** BEGIN Dataset **
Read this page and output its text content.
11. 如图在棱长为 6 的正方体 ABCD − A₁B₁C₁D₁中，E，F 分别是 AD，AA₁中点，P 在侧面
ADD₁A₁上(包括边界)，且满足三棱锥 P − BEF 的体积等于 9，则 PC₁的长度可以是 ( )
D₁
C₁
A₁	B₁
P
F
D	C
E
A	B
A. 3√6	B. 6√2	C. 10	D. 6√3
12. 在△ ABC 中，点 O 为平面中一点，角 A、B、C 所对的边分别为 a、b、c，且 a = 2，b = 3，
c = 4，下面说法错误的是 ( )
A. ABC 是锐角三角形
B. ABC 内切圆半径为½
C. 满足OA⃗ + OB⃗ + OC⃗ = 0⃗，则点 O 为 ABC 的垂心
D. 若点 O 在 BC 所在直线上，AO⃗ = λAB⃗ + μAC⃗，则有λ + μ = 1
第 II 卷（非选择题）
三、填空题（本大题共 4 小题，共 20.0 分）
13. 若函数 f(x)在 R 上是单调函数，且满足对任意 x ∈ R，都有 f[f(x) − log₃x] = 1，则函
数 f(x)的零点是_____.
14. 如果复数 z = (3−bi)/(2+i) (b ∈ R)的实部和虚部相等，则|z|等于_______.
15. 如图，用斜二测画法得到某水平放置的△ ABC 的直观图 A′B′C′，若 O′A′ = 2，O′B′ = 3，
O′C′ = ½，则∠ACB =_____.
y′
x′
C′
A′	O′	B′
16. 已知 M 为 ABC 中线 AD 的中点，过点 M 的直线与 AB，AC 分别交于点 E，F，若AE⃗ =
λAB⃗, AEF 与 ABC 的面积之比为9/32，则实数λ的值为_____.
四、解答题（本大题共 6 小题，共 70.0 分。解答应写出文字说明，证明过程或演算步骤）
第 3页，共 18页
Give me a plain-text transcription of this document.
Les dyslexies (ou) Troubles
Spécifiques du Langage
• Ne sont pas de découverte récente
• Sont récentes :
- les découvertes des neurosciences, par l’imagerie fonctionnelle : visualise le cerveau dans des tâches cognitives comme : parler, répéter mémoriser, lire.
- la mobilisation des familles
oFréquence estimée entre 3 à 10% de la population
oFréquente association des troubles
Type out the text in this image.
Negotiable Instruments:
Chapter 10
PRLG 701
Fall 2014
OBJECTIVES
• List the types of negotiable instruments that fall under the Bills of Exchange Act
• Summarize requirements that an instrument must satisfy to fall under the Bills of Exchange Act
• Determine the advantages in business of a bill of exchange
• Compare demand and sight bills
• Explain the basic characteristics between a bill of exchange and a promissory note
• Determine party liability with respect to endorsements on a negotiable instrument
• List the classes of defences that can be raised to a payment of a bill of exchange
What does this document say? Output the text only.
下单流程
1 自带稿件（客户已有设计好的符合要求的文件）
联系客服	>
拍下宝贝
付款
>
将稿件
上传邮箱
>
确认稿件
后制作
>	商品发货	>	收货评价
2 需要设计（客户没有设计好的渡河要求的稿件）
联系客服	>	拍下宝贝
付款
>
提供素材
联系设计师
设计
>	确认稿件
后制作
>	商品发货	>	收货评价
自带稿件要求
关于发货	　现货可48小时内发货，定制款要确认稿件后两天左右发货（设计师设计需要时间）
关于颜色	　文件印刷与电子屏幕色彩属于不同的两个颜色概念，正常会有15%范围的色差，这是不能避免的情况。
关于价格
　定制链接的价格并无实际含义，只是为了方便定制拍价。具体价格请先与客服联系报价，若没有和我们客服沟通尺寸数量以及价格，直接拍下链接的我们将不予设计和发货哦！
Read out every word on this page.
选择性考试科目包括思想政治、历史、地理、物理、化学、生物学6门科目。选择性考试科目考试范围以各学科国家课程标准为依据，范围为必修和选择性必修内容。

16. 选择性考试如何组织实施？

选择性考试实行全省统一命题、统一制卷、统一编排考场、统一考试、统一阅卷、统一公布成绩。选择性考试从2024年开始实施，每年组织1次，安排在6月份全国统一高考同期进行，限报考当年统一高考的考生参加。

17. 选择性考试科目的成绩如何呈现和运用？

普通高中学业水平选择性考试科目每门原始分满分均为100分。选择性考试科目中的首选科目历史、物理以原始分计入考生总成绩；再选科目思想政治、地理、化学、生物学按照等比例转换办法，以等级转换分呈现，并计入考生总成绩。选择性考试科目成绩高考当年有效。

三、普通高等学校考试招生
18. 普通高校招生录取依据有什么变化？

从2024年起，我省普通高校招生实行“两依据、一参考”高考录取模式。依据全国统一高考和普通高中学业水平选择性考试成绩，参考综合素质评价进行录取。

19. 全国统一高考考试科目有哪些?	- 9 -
** END Dataset **
Short exercise:
Collect each line of the entries that has the word "Determine", copying it in full.

Exercise response:
• Determine the advantages in business of a bill of exchange
• Determine party liability with respect to endorsements on a negotiable instrument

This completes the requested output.